── EXERCISE INPUTS ──
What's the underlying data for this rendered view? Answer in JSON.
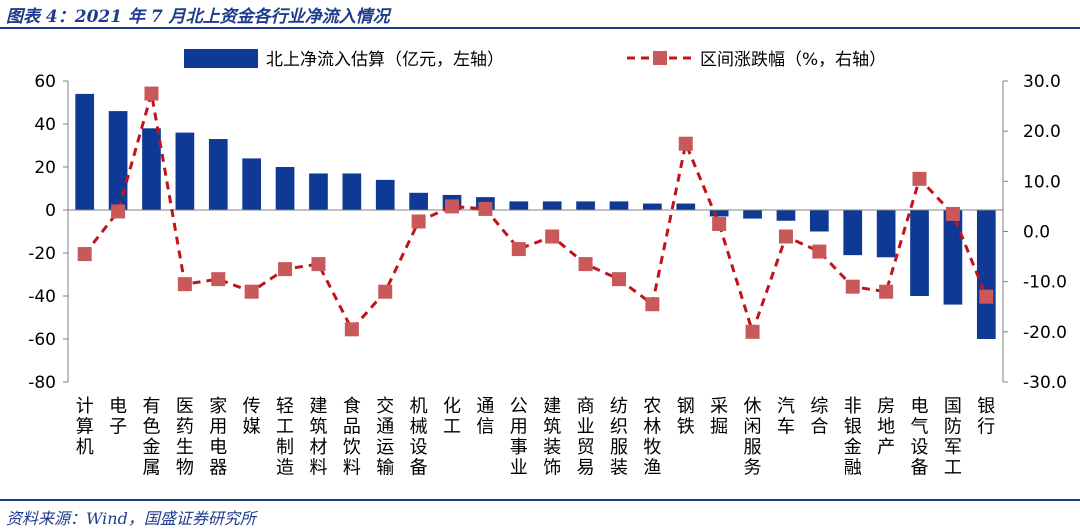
{
  "figure": {
    "title": "图表 4：2021 年 7 月北上资金各行业净流入情况",
    "source": "资料来源：Wind，国盛证券研究所"
  },
  "chart_data": {
    "type": "bar",
    "categories": [
      "计算机",
      "电子",
      "有色金属",
      "医药生物",
      "家用电器",
      "传媒",
      "轻工制造",
      "建筑材料",
      "食品饮料",
      "交通运输",
      "机械设备",
      "化工",
      "通信",
      "公用事业",
      "建筑装饰",
      "商业贸易",
      "纺织服装",
      "农林牧渔",
      "钢铁",
      "采掘",
      "休闲服务",
      "汽车",
      "综合",
      "非银金融",
      "房地产",
      "电气设备",
      "国防军工",
      "银行"
    ],
    "series": [
      {
        "name": "北上净流入估算（亿元，左轴）",
        "type": "bar",
        "axis": "left",
        "values": [
          54,
          46,
          38,
          36,
          33,
          24,
          20,
          17,
          17,
          14,
          8,
          7,
          6,
          4,
          4,
          4,
          4,
          3,
          3,
          -3,
          -4,
          -5,
          -10,
          -21,
          -22,
          -40,
          -44,
          -60
        ]
      },
      {
        "name": "区间涨跌幅（%，右轴）",
        "type": "line",
        "axis": "right",
        "values": [
          -4.5,
          4.0,
          27.5,
          -10.5,
          -9.5,
          -12.0,
          -7.5,
          -6.5,
          -19.5,
          -12.0,
          2.0,
          5.0,
          4.5,
          -3.5,
          -1.0,
          -6.5,
          -9.5,
          -14.5,
          17.5,
          1.5,
          -20.0,
          -1.0,
          -4.0,
          -11.0,
          -12.0,
          10.5,
          3.5,
          -13.0
        ]
      }
    ],
    "left_axis": {
      "min": -80,
      "max": 60,
      "ticks": [
        "60",
        "40",
        "20",
        "0",
        "-20",
        "-40",
        "-60",
        "-80"
      ]
    },
    "right_axis": {
      "min": -30,
      "max": 30,
      "ticks": [
        "30.0",
        "20.0",
        "10.0",
        "0.0",
        "-10.0",
        "-20.0",
        "-30.0"
      ]
    },
    "legend": {
      "position": "top",
      "bar_label": "北上净流入估算（亿元，左轴）",
      "line_label": "区间涨跌幅（%，右轴）"
    },
    "grid": false,
    "colors": {
      "bar": "#0e3a96",
      "line": "#c0141a",
      "marker": "#c8585a",
      "axis": "#808080"
    }
  }
}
───
SET TASK - Each line of the data is to be duplicated exactly; pictures stay out of the copy.

RESULT OF THE TASK -
What's the underlying data for this rendered view? Answer in JSON.
{
  "figure": {
    "title": "图表 4：2021 年 7 月北上资金各行业净流入情况",
    "source": "资料来源：Wind，国盛证券研究所"
  },
  "chart_data": {
    "type": "bar",
    "categories": [
      "计算机",
      "电子",
      "有色金属",
      "医药生物",
      "家用电器",
      "传媒",
      "轻工制造",
      "建筑材料",
      "食品饮料",
      "交通运输",
      "机械设备",
      "化工",
      "通信",
      "公用事业",
      "建筑装饰",
      "商业贸易",
      "纺织服装",
      "农林牧渔",
      "钢铁",
      "采掘",
      "休闲服务",
      "汽车",
      "综合",
      "非银金融",
      "房地产",
      "电气设备",
      "国防军工",
      "银行"
    ],
    "series": [
      {
        "name": "北上净流入估算（亿元，左轴）",
        "type": "bar",
        "axis": "left",
        "values": [
          54,
          46,
          38,
          36,
          33,
          24,
          20,
          17,
          17,
          14,
          8,
          7,
          6,
          4,
          4,
          4,
          4,
          3,
          3,
          -3,
          -4,
          -5,
          -10,
          -21,
          -22,
          -40,
          -44,
          -60
        ]
      },
      {
        "name": "区间涨跌幅（%，右轴）",
        "type": "line",
        "axis": "right",
        "values": [
          -4.5,
          4.0,
          27.5,
          -10.5,
          -9.5,
          -12.0,
          -7.5,
          -6.5,
          -19.5,
          -12.0,
          2.0,
          5.0,
          4.5,
          -3.5,
          -1.0,
          -6.5,
          -9.5,
          -14.5,
          17.5,
          1.5,
          -20.0,
          -1.0,
          -4.0,
          -11.0,
          -12.0,
          10.5,
          3.5,
          -13.0
        ]
      }
    ],
    "left_axis": {
      "min": -80,
      "max": 60,
      "ticks": [
        "60",
        "40",
        "20",
        "0",
        "-20",
        "-40",
        "-60",
        "-80"
      ]
    },
    "right_axis": {
      "min": -30,
      "max": 30,
      "ticks": [
        "30.0",
        "20.0",
        "10.0",
        "0.0",
        "-10.0",
        "-20.0",
        "-30.0"
      ]
    },
    "legend": {
      "position": "top",
      "bar_label": "北上净流入估算（亿元，左轴）",
      "line_label": "区间涨跌幅（%，右轴）"
    },
    "grid": false,
    "colors": {
      "bar": "#0e3a96",
      "line": "#c0141a",
      "marker": "#c8585a",
      "axis": "#808080"
    }
  }
}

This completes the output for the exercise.